**Data to use**
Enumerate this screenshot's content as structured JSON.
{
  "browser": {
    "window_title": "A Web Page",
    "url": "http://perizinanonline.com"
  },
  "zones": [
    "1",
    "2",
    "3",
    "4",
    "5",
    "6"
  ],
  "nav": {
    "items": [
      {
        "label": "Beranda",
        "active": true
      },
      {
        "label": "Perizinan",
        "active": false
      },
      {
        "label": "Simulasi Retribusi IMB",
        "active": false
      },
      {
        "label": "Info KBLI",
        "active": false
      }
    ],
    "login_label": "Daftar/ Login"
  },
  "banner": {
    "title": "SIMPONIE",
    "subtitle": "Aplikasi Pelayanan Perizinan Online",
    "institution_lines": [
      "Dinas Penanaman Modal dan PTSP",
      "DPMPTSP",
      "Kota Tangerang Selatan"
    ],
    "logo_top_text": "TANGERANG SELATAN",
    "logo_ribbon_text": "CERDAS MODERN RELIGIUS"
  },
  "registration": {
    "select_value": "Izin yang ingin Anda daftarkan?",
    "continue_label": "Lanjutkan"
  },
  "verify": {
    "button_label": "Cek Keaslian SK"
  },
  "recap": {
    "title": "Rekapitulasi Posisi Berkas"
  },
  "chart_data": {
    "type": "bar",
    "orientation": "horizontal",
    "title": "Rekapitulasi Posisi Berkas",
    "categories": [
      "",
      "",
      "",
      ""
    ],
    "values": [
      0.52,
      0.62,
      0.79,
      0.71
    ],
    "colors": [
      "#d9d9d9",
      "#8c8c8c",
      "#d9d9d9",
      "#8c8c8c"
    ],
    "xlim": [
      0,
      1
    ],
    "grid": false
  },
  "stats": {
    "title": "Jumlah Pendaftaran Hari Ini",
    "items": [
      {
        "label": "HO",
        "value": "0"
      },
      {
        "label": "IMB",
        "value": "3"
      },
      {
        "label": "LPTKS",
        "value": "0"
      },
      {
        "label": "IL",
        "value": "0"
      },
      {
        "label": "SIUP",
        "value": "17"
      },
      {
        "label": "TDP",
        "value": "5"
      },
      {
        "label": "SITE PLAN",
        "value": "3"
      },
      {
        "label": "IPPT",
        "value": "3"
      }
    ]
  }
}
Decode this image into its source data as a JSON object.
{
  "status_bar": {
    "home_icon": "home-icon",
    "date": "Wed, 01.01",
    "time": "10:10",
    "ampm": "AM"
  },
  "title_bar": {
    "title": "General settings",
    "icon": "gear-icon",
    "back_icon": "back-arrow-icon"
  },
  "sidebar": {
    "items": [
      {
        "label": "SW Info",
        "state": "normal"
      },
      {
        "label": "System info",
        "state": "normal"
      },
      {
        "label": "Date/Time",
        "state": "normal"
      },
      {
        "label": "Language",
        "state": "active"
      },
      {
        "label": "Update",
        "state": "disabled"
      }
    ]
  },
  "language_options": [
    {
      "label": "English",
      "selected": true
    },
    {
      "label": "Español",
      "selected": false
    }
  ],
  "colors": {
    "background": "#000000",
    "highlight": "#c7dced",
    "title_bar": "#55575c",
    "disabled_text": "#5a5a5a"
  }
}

**Exercise directions**
Retype the listing. Match it exactly.

**Correct output**
Enumerate this screenshot's content as structured JSON.
{
  "browser": {
    "window_title": "A Web Page",
    "url": "http://perizinanonline.com"
  },
  "zones": [
    "1",
    "2",
    "3",
    "4",
    "5",
    "6"
  ],
  "nav": {
    "items": [
      {
        "label": "Beranda",
        "active": true
      },
      {
        "label": "Perizinan",
        "active": false
      },
      {
        "label": "Simulasi Retribusi IMB",
        "active": false
      },
      {
        "label": "Info KBLI",
        "active": false
      }
    ],
    "login_label": "Daftar/ Login"
  },
  "banner": {
    "title": "SIMPONIE",
    "subtitle": "Aplikasi Pelayanan Perizinan Online",
    "institution_lines": [
      "Dinas Penanaman Modal dan PTSP",
      "DPMPTSP",
      "Kota Tangerang Selatan"
    ],
    "logo_top_text": "TANGERANG SELATAN",
    "logo_ribbon_text": "CERDAS MODERN RELIGIUS"
  },
  "registration": {
    "select_value": "Izin yang ingin Anda daftarkan?",
    "continue_label": "Lanjutkan"
  },
  "verify": {
    "button_label": "Cek Keaslian SK"
  },
  "recap": {
    "title": "Rekapitulasi Posisi Berkas"
  },
  "chart_data": {
    "type": "bar",
    "orientation": "horizontal",
    "title": "Rekapitulasi Posisi Berkas",
    "categories": [
      "",
      "",
      "",
      ""
    ],
    "values": [
      0.52,
      0.62,
      0.79,
      0.71
    ],
    "colors": [
      "#d9d9d9",
      "#8c8c8c",
      "#d9d9d9",
      "#8c8c8c"
    ],
    "xlim": [
      0,
      1
    ],
    "grid": false
  },
  "stats": {
    "title": "Jumlah Pendaftaran Hari Ini",
    "items": [
      {
        "label": "HO",
        "value": "0"
      },
      {
        "label": "IMB",
        "value": "3"
      },
      {
        "label": "LPTKS",
        "value": "0"
      },
      {
        "label": "IL",
        "value": "0"
      },
      {
        "label": "SIUP",
        "value": "17"
      },
      {
        "label": "TDP",
        "value": "5"
      },
      {
        "label": "SITE PLAN",
        "value": "3"
      },
      {
        "label": "IPPT",
        "value": "3"
      }
    ]
  }
}
Decode this image into its source data as a JSON object.
{
  "status_bar": {
    "home_icon": "home-icon",
    "date": "Wed, 01.01",
    "time": "10:10",
    "ampm": "AM"
  },
  "title_bar": {
    "title": "General settings",
    "icon": "gear-icon",
    "back_icon": "back-arrow-icon"
  },
  "sidebar": {
    "items": [
      {
        "label": "SW Info",
        "state": "normal"
      },
      {
        "label": "System info",
        "state": "normal"
      },
      {
        "label": "Date/Time",
        "state": "normal"
      },
      {
        "label": "Language",
        "state": "active"
      },
      {
        "label": "Update",
        "state": "disabled"
      }
    ]
  },
  "language_options": [
    {
      "label": "English",
      "selected": true
    },
    {
      "label": "Español",
      "selected": false
    }
  ],
  "colors": {
    "background": "#000000",
    "highlight": "#c7dced",
    "title_bar": "#55575c",
    "disabled_text": "#5a5a5a"
  }
}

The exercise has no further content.